[WORK TO BE COMPLETED] Restate each line word for word. Leave out every picture.

(Dataset entries)
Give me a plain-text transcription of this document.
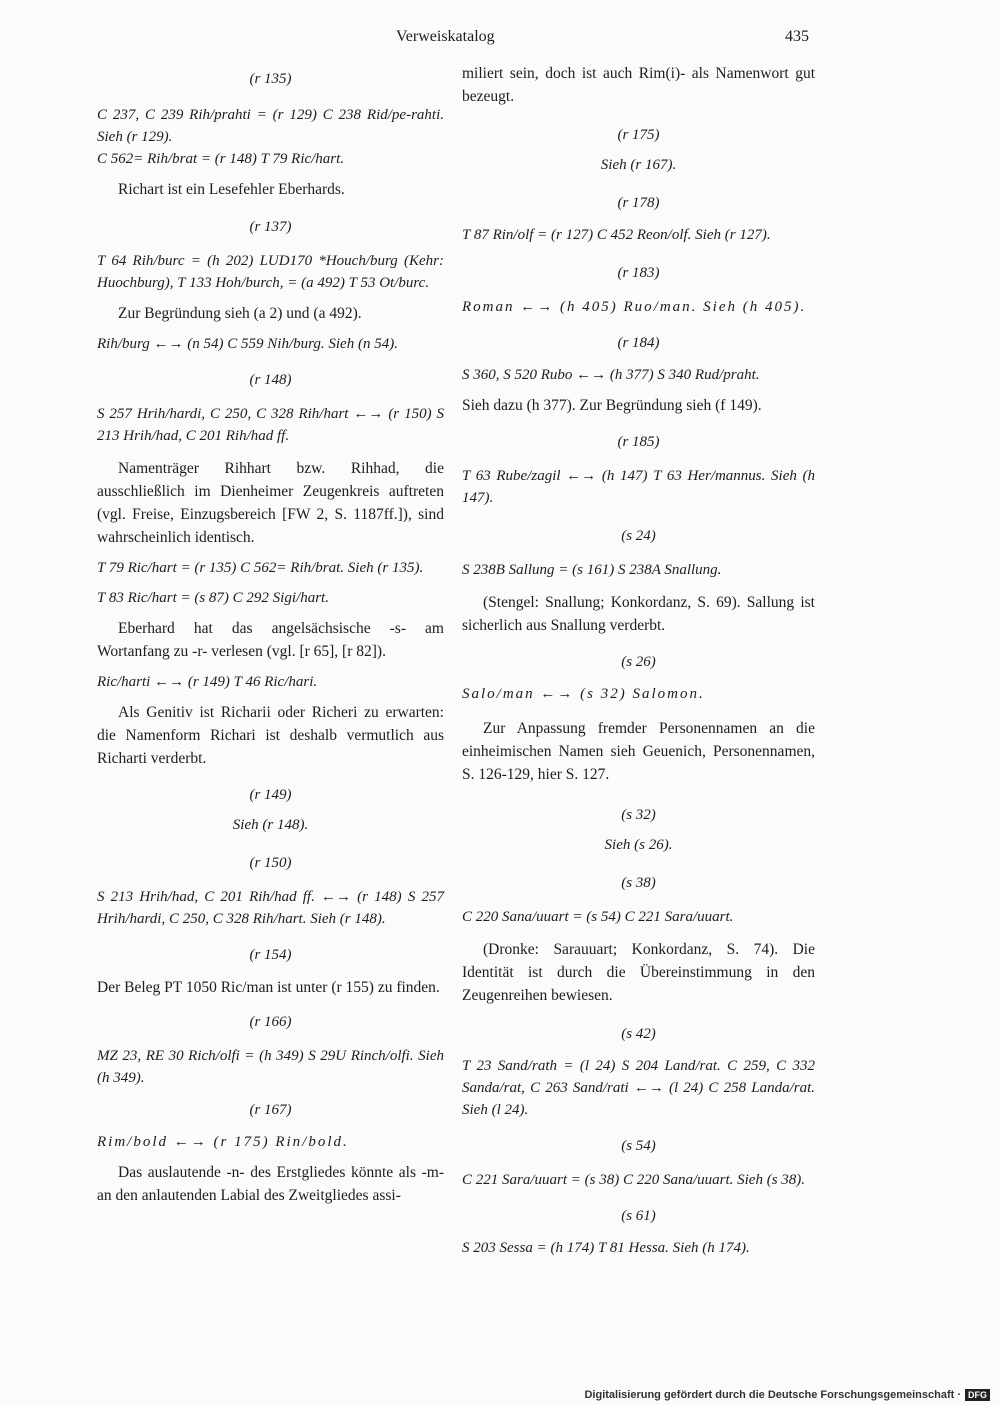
Verweiskatalog	435

(r 135)

C 237, C 239 Rih/prahti = (r 129) C 238 Rid/pe-rahti. Sieh (r 129).

C 562= Rih/brat = (r 148) T 79 Ric/hart.

Richart ist ein Lesefehler Eberhards.

(r 137)

T 64 Rih/burc = (h 202) LUD170 *Houch/burg (Kehr: Huochburg), T 133 Hoh/burch, = (a 492) T 53 Ot/burc.

Zur Begründung sieh (a 2) und (a 492).

Rih/burg ←→ (n 54) C 559 Nih/burg. Sieh (n 54).

(r 148)

S 257 Hrih/hardi, C 250, C 328 Rih/hart ←→ (r 150) S 213 Hrih/had, C 201 Rih/had ff.

Namenträger Rihhart bzw. Rihhad, die ausschließlich im Dienheimer Zeugenkreis auftreten (vgl. Freise, Einzugsbereich [FW 2, S. 1187ff.]), sind wahrscheinlich identisch.

T 79 Ric/hart = (r 135) C 562= Rih/brat. Sieh (r 135).

T 83 Ric/hart = (s 87) C 292 Sigi/hart.

Eberhard hat das angelsächsische -s- am Wortanfang zu -r- verlesen (vgl. [r 65], [r 82]).

Ric/harti ←→ (r 149) T 46 Ric/hari.

Als Genitiv ist Richarii oder Richeri zu erwarten: die Namenform Richari ist deshalb vermutlich aus Richarti verderbt.

(r 149)

Sieh (r 148).

(r 150)

S 213 Hrih/had, C 201 Rih/had ff. ←→ (r 148) S 257 Hrih/hardi, C 250, C 328 Rih/hart. Sieh (r 148).

(r 154)

Der Beleg PT 1050 Ric/man ist unter (r 155) zu finden.

(r 166)

MZ 23, RE 30 Rich/olfi = (h 349) S 29U Rinch/olfi. Sieh (h 349).

(r 167)

Rim/bold ←→ (r 175) Rin/bold.

Das auslautende -n- des Erstgliedes könnte als -m- an den anlautenden Labial des Zweitgliedes assi-

miliert sein, doch ist auch Rim(i)- als Namenwort gut bezeugt.

(r 175)

Sieh (r 167).

(r 178)

T 87 Rin/olf = (r 127) C 452 Reon/olf. Sieh (r 127).

(r 183)

Roman ←→ (h 405) Ruo/man. Sieh (h 405).

(r 184)

S 360, S 520 Rubo ←→ (h 377) S 340 Rud/praht.

Sieh dazu (h 377). Zur Begründung sieh (f 149).

(r 185)

T 63 Rube/zagil ←→ (h 147) T 63 Her/mannus. Sieh (h 147).

(s 24)

S 238B Sallung = (s 161) S 238A Snallung.

(Stengel: Snallung; Konkordanz, S. 69). Sallung ist sicherlich aus Snallung verderbt.

(s 26)

Salo/man ←→ (s 32) Salomon.

Zur Anpassung fremder Personennamen an die einheimischen Namen sieh Geuenich, Personennamen, S. 126-129, hier S. 127.

(s 32)

Sieh (s 26).

(s 38)

C 220 Sana/uuart = (s 54) C 221 Sara/uuart.

(Dronke: Sarauuart; Konkordanz, S. 74). Die Identität ist durch die Übereinstimmung in den Zeugenreihen bewiesen.

(s 42)

T 23 Sand/rath = (l 24) S 204 Land/rat. C 259, C 332 Sanda/rat, C 263 Sand/rati ←→ (l 24) C 258 Landa/rat. Sieh (l 24).

(s 54)

C 221 Sara/uuart = (s 38) C 220 Sana/uuart. Sieh (s 38).

(s 61)

S 203 Sessa = (h 174) T 81 Hessa. Sieh (h 174).

Digitalisierung gefördert durch die Deutsche Forschungsgemeinschaft · DFG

[COMPLETE OUTPUT]
Give me a plain-text transcription of this document.
Verweiskatalog	435

(r 135)

C 237, C 239 Rih/prahti = (r 129) C 238 Rid/pe-rahti. Sieh (r 129).

C 562= Rih/brat = (r 148) T 79 Ric/hart.

Richart ist ein Lesefehler Eberhards.

(r 137)

T 64 Rih/burc = (h 202) LUD170 *Houch/burg (Kehr: Huochburg), T 133 Hoh/burch, = (a 492) T 53 Ot/burc.

Zur Begründung sieh (a 2) und (a 492).

Rih/burg ←→ (n 54) C 559 Nih/burg. Sieh (n 54).

(r 148)

S 257 Hrih/hardi, C 250, C 328 Rih/hart ←→ (r 150) S 213 Hrih/had, C 201 Rih/had ff.

Namenträger Rihhart bzw. Rihhad, die ausschließlich im Dienheimer Zeugenkreis auftreten (vgl. Freise, Einzugsbereich [FW 2, S. 1187ff.]), sind wahrscheinlich identisch.

T 79 Ric/hart = (r 135) C 562= Rih/brat. Sieh (r 135).

T 83 Ric/hart = (s 87) C 292 Sigi/hart.

Eberhard hat das angelsächsische -s- am Wortanfang zu -r- verlesen (vgl. [r 65], [r 82]).

Ric/harti ←→ (r 149) T 46 Ric/hari.

Als Genitiv ist Richarii oder Richeri zu erwarten: die Namenform Richari ist deshalb vermutlich aus Richarti verderbt.

(r 149)

Sieh (r 148).

(r 150)

S 213 Hrih/had, C 201 Rih/had ff. ←→ (r 148) S 257 Hrih/hardi, C 250, C 328 Rih/hart. Sieh (r 148).

(r 154)

Der Beleg PT 1050 Ric/man ist unter (r 155) zu finden.

(r 166)

MZ 23, RE 30 Rich/olfi = (h 349) S 29U Rinch/olfi. Sieh (h 349).

(r 167)

Rim/bold ←→ (r 175) Rin/bold.

Das auslautende -n- des Erstgliedes könnte als -m- an den anlautenden Labial des Zweitgliedes assi-

miliert sein, doch ist auch Rim(i)- als Namenwort gut bezeugt.

(r 175)

Sieh (r 167).

(r 178)

T 87 Rin/olf = (r 127) C 452 Reon/olf. Sieh (r 127).

(r 183)

Roman ←→ (h 405) Ruo/man. Sieh (h 405).

(r 184)

S 360, S 520 Rubo ←→ (h 377) S 340 Rud/praht.

Sieh dazu (h 377). Zur Begründung sieh (f 149).

(r 185)

T 63 Rube/zagil ←→ (h 147) T 63 Her/mannus. Sieh (h 147).

(s 24)

S 238B Sallung = (s 161) S 238A Snallung.

(Stengel: Snallung; Konkordanz, S. 69). Sallung ist sicherlich aus Snallung verderbt.

(s 26)

Salo/man ←→ (s 32) Salomon.

Zur Anpassung fremder Personennamen an die einheimischen Namen sieh Geuenich, Personennamen, S. 126-129, hier S. 127.

(s 32)

Sieh (s 26).

(s 38)

C 220 Sana/uuart = (s 54) C 221 Sara/uuart.

(Dronke: Sarauuart; Konkordanz, S. 74). Die Identität ist durch die Übereinstimmung in den Zeugenreihen bewiesen.

(s 42)

T 23 Sand/rath = (l 24) S 204 Land/rat. C 259, C 332 Sanda/rat, C 263 Sand/rati ←→ (l 24) C 258 Landa/rat. Sieh (l 24).

(s 54)

C 221 Sara/uuart = (s 38) C 220 Sana/uuart. Sieh (s 38).

(s 61)

S 203 Sessa = (h 174) T 81 Hessa. Sieh (h 174).

Digitalisierung gefördert durch die Deutsche Forschungsgemeinschaft · DFG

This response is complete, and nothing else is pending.